[Records that describe figures]
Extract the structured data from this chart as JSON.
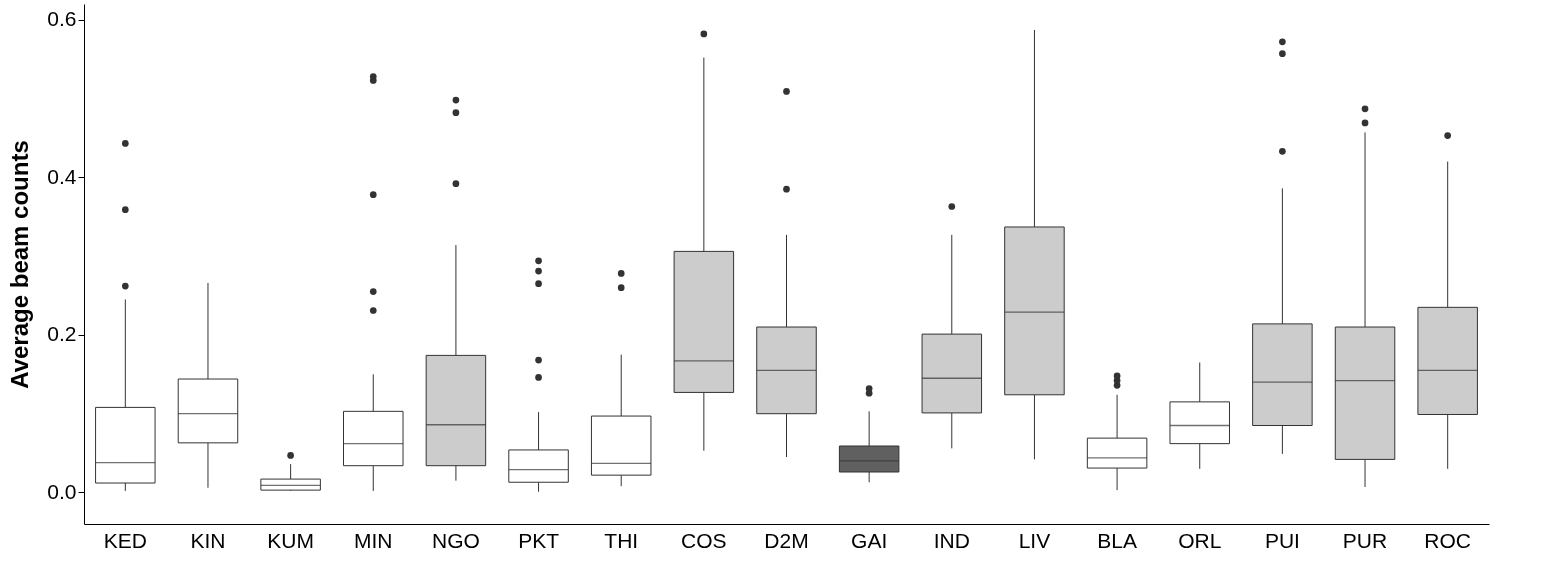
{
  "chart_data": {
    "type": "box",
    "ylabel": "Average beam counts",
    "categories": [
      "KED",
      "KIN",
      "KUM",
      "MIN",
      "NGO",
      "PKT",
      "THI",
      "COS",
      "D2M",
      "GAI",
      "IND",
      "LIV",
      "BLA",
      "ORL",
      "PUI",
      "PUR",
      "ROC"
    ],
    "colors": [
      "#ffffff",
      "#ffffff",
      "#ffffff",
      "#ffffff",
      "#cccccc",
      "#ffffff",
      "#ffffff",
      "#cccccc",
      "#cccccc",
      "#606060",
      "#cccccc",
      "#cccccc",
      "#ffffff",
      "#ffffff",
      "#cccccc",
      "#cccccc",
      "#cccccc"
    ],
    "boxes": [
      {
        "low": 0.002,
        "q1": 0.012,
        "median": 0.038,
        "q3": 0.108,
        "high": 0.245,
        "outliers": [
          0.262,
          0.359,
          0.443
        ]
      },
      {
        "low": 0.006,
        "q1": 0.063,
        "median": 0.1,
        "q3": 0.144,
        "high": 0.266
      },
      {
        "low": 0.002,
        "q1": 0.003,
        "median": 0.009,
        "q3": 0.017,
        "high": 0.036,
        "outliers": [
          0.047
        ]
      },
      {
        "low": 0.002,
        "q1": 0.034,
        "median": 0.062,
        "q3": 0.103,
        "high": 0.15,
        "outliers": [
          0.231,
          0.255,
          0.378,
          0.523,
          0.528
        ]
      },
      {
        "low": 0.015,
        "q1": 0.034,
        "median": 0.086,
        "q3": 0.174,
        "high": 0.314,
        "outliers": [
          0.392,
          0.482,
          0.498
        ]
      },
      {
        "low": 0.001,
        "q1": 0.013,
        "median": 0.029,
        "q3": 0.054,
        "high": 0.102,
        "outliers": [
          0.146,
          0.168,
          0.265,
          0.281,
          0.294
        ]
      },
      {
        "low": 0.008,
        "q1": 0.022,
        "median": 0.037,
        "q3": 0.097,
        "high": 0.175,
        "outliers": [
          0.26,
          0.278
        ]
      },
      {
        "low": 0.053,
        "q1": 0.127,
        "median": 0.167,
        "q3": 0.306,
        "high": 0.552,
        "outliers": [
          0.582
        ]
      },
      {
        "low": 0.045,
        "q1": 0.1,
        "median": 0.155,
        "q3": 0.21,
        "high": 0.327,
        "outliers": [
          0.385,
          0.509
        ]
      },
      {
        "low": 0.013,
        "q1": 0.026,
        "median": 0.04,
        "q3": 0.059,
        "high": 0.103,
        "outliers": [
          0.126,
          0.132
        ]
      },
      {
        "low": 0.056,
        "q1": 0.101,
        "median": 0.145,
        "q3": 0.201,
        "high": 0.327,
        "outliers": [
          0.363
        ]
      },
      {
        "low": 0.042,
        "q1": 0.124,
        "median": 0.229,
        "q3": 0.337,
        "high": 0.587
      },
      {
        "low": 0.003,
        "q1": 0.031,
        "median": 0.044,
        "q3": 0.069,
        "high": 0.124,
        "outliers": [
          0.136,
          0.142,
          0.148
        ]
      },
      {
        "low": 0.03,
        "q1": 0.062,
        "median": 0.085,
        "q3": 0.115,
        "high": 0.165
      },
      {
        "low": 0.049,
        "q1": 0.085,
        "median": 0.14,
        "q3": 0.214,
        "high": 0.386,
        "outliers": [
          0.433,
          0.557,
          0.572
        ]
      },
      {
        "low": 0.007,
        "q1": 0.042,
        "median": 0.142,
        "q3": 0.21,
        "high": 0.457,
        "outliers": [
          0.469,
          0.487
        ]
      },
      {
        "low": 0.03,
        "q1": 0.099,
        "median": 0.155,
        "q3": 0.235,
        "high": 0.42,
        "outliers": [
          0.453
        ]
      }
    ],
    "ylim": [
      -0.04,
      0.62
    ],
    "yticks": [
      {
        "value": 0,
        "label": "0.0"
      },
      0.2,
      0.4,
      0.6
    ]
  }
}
...
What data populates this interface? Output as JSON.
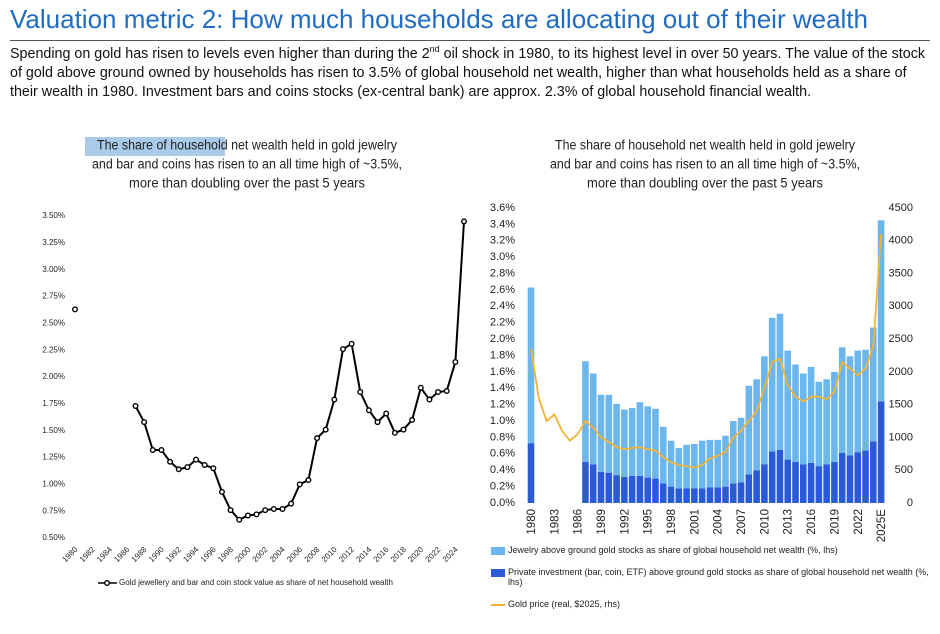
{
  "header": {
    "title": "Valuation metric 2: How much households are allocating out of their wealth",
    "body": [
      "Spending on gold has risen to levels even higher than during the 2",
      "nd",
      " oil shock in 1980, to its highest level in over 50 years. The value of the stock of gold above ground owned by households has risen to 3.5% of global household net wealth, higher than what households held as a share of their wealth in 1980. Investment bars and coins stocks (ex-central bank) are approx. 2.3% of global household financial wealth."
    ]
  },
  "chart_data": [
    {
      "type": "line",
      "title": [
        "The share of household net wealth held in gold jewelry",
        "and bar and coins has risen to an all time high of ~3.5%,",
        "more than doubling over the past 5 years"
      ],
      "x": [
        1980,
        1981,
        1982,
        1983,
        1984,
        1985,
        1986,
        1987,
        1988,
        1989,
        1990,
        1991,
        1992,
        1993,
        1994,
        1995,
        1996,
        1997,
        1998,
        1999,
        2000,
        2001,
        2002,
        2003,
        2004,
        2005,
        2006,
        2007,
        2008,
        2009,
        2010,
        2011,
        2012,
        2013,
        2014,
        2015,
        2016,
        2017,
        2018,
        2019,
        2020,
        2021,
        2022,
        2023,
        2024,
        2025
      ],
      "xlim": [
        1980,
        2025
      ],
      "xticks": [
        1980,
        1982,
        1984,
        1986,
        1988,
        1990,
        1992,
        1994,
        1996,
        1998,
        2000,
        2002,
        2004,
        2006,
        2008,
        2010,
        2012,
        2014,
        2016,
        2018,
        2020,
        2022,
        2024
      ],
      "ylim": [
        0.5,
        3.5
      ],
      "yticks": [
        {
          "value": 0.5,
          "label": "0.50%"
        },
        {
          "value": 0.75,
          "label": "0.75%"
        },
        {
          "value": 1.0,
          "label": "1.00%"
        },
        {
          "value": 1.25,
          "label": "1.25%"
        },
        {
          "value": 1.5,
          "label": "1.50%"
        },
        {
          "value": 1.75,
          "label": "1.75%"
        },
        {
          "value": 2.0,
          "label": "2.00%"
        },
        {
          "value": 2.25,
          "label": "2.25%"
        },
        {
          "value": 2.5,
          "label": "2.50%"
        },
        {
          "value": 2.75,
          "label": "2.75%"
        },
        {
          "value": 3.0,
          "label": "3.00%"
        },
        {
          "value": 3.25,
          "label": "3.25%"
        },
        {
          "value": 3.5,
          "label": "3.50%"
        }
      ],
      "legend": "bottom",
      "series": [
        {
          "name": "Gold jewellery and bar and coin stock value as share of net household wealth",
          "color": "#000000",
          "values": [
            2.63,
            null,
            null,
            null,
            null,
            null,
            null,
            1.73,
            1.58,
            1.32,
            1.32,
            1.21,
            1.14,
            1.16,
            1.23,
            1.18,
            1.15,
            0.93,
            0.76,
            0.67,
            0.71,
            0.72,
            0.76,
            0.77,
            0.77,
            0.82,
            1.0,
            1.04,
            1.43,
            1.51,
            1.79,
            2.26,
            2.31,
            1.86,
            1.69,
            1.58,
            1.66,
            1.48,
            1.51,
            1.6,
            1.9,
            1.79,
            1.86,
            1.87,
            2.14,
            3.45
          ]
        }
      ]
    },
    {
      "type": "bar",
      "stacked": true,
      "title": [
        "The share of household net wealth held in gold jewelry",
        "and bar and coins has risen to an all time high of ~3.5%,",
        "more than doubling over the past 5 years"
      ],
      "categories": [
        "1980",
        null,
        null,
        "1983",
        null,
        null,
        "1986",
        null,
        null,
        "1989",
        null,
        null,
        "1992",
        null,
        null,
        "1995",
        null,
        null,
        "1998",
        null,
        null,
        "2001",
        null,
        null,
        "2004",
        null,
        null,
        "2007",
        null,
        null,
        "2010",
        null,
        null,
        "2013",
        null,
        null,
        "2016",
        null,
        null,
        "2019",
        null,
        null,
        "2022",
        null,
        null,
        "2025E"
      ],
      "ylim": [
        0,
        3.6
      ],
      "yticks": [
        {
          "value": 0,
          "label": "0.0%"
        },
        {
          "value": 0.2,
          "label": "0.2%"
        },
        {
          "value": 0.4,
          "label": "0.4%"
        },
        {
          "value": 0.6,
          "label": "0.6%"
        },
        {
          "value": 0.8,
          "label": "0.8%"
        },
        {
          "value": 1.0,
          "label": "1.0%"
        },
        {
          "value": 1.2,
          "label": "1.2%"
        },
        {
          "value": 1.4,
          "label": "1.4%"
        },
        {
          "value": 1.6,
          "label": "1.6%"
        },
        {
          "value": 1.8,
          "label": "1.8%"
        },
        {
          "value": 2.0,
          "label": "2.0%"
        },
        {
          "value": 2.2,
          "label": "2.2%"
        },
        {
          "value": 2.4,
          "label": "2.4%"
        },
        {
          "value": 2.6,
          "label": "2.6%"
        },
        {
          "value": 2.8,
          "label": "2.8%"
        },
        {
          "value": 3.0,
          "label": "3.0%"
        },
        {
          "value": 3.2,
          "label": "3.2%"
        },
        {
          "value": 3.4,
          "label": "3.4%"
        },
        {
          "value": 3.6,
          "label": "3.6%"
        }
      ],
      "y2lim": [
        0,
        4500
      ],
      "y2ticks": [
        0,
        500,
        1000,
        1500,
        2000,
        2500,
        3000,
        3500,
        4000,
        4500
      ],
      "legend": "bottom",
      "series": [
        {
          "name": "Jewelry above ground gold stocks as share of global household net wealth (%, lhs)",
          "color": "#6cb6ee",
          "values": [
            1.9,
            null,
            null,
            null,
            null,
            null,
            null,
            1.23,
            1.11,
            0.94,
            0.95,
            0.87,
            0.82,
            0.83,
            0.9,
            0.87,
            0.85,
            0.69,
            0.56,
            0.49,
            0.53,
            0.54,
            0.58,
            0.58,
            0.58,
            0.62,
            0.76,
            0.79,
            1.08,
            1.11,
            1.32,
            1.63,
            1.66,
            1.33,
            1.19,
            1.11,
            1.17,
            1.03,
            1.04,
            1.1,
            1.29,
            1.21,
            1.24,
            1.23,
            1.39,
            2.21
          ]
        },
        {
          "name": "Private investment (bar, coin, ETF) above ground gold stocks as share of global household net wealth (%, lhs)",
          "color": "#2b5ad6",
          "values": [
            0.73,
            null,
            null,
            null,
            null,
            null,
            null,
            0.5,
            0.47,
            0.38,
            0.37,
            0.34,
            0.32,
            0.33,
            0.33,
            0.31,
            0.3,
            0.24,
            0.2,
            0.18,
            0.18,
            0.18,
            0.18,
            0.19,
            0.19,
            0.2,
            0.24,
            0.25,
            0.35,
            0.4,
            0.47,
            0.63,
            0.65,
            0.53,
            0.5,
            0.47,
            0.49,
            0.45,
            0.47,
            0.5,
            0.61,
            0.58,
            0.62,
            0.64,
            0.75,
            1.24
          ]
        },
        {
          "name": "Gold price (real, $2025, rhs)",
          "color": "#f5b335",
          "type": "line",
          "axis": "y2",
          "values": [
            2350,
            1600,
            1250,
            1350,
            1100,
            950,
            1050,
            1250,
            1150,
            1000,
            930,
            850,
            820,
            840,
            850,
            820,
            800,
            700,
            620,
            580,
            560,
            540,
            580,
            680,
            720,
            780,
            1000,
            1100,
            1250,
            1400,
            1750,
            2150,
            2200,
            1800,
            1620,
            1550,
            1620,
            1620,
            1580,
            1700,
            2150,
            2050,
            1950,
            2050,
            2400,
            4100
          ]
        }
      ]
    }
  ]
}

→ **STATED PROBLEM**: Show every line in the records above that contains the word "their".

→ **ANSWER FOR THE TASK**:
    "title": "Valuation metric 2: How much households are allocating out of their wealth",
      " oil shock in 1980, to its highest level in over 50 years. The value of the stock of gold above ground owned by households has risen to 3.5% of global household net wealth, higher than what households held as a share of their wealth in 1980. Investment bars and coins stocks (ex-central bank) are approx. 2.3% of global household financial wealth."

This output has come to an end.